## Written task 1
Summarize the passage on acquisition risks in exactly two sentences.
## Written task 2
Carry on the passage on acquisition risks from the point where it stops.

## Document segment
These risks, as well as other circumstances that often accompany expansion through acquisitions, could inhibit our growth and negatively impact our operating results.  In addition, the size, timing, and success of any future acquisitions may cause substantial fluctuations in our operating results from quarter to quarter.  Consequently, our operating results for any quarter may not be indicative of the results that may be achieved for any subsequent quarter or for a full fiscal year.  These fluctuations could adversely affect the market price of our common stock.

Our failure to integrate the operations of acquired businesses successfully into our operations or to manage our anticipated growth effectively could materially and adversely affect our business and operating results.

In order to pursue a successful acquisition strategy, we must integrate the operations of acquired businesses into our operations, including centralizing certain functions to achieve cost savings and pursuing programs and processes that leverage our revenue and growth opportunities.  The integration of the management, operations, and facilities of acquired businesses with our own could involve difficulties, which could adversely affect our growth rate and operating results.  We may be unable to do any of the following:
 
 
·
effectively complete the integration of the management, operations, facilities and accounting and information systems of acquired businesses with our own;
 
 
·
efficiently manage the combined operations of the acquired businesses with our operations;
  
 
·
achieve our operating, growth and performance goals for acquired businesses;
 
 
·
achieve additional revenue as a result of our expanded operations; or
 
 
·
achieve operating efficiencies or otherwise realize cost savings as a result of anticipated acquisition synergies.

## Record set
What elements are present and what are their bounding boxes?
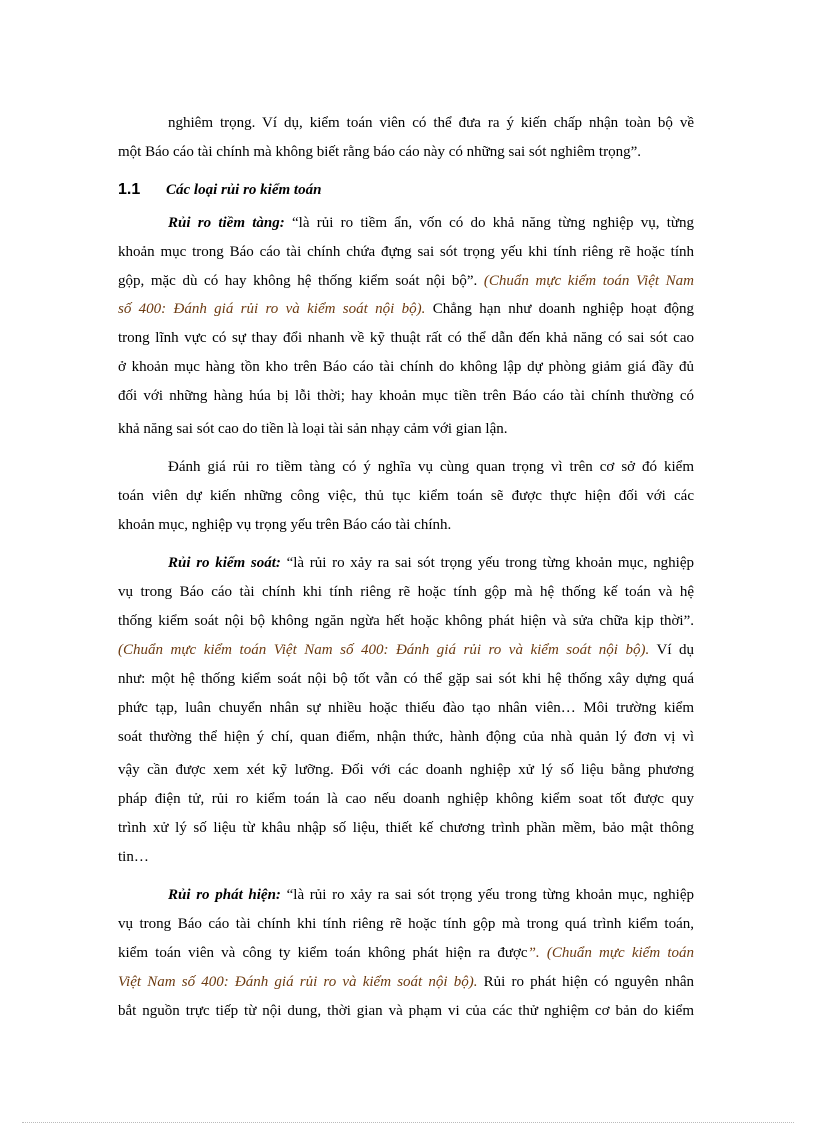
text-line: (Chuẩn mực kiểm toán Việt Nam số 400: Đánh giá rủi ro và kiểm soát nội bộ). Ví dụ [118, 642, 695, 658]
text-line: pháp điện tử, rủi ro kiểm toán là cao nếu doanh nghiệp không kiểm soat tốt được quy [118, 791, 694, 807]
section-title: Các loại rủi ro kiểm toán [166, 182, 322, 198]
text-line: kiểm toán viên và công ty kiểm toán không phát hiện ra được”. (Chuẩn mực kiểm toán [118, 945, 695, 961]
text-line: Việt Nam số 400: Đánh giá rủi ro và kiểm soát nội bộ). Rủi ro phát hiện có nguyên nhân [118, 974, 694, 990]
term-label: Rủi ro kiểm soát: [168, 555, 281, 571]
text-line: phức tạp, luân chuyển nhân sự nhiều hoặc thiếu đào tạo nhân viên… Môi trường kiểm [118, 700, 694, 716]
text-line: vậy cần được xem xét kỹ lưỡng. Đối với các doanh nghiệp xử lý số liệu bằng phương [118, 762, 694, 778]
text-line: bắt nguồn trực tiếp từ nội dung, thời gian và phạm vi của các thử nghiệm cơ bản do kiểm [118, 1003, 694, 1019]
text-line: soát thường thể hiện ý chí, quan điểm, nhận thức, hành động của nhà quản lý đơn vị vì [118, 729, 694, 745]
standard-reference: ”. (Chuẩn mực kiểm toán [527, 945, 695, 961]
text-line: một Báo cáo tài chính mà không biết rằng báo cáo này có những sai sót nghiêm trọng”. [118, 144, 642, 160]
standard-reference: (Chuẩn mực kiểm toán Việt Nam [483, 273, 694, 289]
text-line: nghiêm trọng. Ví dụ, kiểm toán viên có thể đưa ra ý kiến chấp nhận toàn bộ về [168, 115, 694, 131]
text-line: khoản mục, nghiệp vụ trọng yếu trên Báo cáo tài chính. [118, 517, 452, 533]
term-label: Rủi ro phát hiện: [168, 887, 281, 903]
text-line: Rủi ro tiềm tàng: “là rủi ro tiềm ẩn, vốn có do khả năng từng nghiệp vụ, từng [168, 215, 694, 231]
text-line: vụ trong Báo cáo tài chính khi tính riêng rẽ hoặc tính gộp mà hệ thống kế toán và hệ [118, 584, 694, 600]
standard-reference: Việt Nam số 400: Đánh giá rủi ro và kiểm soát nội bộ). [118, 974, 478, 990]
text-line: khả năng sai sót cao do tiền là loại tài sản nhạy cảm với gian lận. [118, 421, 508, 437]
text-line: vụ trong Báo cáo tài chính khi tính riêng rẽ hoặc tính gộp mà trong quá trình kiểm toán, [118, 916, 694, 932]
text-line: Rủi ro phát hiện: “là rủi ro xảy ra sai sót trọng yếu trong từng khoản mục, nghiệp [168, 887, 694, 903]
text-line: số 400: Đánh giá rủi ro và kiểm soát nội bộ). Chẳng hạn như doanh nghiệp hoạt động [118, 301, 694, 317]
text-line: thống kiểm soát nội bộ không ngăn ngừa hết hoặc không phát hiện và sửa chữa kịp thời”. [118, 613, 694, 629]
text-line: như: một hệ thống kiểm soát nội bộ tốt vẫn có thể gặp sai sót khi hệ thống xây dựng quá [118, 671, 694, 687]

## Exercise answer 1
The size, timing, and success of future acquisitions may cause substantial quarter-to-quarter fluctuations in operating results, so one quarter's results may not indicate later results, and these fluctuations could hurt the market price of the common stock. Failing to integrate acquired businesses successfully or to manage anticipated growth effectively could materially harm the business, because the company may be unable to complete integration, manage combined operations, meet its goals for acquired businesses, gain additional revenue, or realize cost savings from anticipated synergies.

## Exercise answer 2
 
Our rate of growth and operating performance may suffer if we fail to manage acquired businesses profitably without substantial additional costs or operational problems or to implement effectively combined growth and operating strategies.
 
Costs incurred because we are a public company may affect our profitability.

As a public company, we incur significant legal, accounting and other expenses, and we are subject to the SEC’s rules and regulations relating to public disclosure that generally involve a substantial expenditure of financial resources.  In addition, the Sarbanes-Oxley Act of 2002, as well as rules subsequently implemented by the SEC, requires changes in corporate governance practices of public companies.  We expect that full compliance with such rules and regulations will significantly increase our legal and financial compliance costs and make some activities more time-consuming and costly, which may negatively impact our financial results.  To the extent our earnings suffer as a result of the financial impact of our SEC reporting or compliance costs, our ability to develop an active trading market for our securities could be harmed.
 
 
16

 

Our business is exposed to risks associated with a weakened global economy, which increases the uncertainty of project financing for commercial solar installations and the risk of non-payment by our customers.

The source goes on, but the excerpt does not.